start Data listing
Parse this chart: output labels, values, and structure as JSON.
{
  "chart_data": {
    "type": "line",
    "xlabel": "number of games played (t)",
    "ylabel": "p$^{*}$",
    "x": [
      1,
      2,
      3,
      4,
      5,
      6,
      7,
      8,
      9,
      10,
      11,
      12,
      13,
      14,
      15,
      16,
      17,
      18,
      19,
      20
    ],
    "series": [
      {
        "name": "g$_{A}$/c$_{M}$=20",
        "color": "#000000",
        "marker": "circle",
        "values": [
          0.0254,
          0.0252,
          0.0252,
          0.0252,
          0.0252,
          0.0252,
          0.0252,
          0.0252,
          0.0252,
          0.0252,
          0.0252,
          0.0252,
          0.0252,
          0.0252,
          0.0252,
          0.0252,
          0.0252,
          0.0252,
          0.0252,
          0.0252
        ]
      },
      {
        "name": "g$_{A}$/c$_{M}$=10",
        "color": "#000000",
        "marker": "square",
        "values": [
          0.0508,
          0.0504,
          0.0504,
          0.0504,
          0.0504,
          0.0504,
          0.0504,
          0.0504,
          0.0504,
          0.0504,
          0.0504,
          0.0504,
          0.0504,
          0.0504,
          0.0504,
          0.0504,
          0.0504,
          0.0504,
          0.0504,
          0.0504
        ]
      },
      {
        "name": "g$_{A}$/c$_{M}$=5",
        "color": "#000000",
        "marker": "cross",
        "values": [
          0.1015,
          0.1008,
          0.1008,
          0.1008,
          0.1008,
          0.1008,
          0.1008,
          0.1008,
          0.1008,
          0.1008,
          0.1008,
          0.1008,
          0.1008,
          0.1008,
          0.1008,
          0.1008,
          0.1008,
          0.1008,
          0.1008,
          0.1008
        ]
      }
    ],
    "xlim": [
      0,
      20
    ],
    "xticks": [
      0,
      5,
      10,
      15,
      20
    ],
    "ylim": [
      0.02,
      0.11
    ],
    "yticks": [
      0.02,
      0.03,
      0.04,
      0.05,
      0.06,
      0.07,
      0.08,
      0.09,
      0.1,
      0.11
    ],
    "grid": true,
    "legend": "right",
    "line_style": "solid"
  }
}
end Data listing
The exercise:
Please set down the whole listing above without altering a single line.

Response:
Parse this chart: output labels, values, and structure as JSON.
{
  "chart_data": {
    "type": "line",
    "xlabel": "number of games played (t)",
    "ylabel": "p$^{*}$",
    "x": [
      1,
      2,
      3,
      4,
      5,
      6,
      7,
      8,
      9,
      10,
      11,
      12,
      13,
      14,
      15,
      16,
      17,
      18,
      19,
      20
    ],
    "series": [
      {
        "name": "g$_{A}$/c$_{M}$=20",
        "color": "#000000",
        "marker": "circle",
        "values": [
          0.0254,
          0.0252,
          0.0252,
          0.0252,
          0.0252,
          0.0252,
          0.0252,
          0.0252,
          0.0252,
          0.0252,
          0.0252,
          0.0252,
          0.0252,
          0.0252,
          0.0252,
          0.0252,
          0.0252,
          0.0252,
          0.0252,
          0.0252
        ]
      },
      {
        "name": "g$_{A}$/c$_{M}$=10",
        "color": "#000000",
        "marker": "square",
        "values": [
          0.0508,
          0.0504,
          0.0504,
          0.0504,
          0.0504,
          0.0504,
          0.0504,
          0.0504,
          0.0504,
          0.0504,
          0.0504,
          0.0504,
          0.0504,
          0.0504,
          0.0504,
          0.0504,
          0.0504,
          0.0504,
          0.0504,
          0.0504
        ]
      },
      {
        "name": "g$_{A}$/c$_{M}$=5",
        "color": "#000000",
        "marker": "cross",
        "values": [
          0.1015,
          0.1008,
          0.1008,
          0.1008,
          0.1008,
          0.1008,
          0.1008,
          0.1008,
          0.1008,
          0.1008,
          0.1008,
          0.1008,
          0.1008,
          0.1008,
          0.1008,
          0.1008,
          0.1008,
          0.1008,
          0.1008,
          0.1008
        ]
      }
    ],
    "xlim": [
      0,
      20
    ],
    "xticks": [
      0,
      5,
      10,
      15,
      20
    ],
    "ylim": [
      0.02,
      0.11
    ],
    "yticks": [
      0.02,
      0.03,
      0.04,
      0.05,
      0.06,
      0.07,
      0.08,
      0.09,
      0.1,
      0.11
    ],
    "grid": true,
    "legend": "right",
    "line_style": "solid"
  }
}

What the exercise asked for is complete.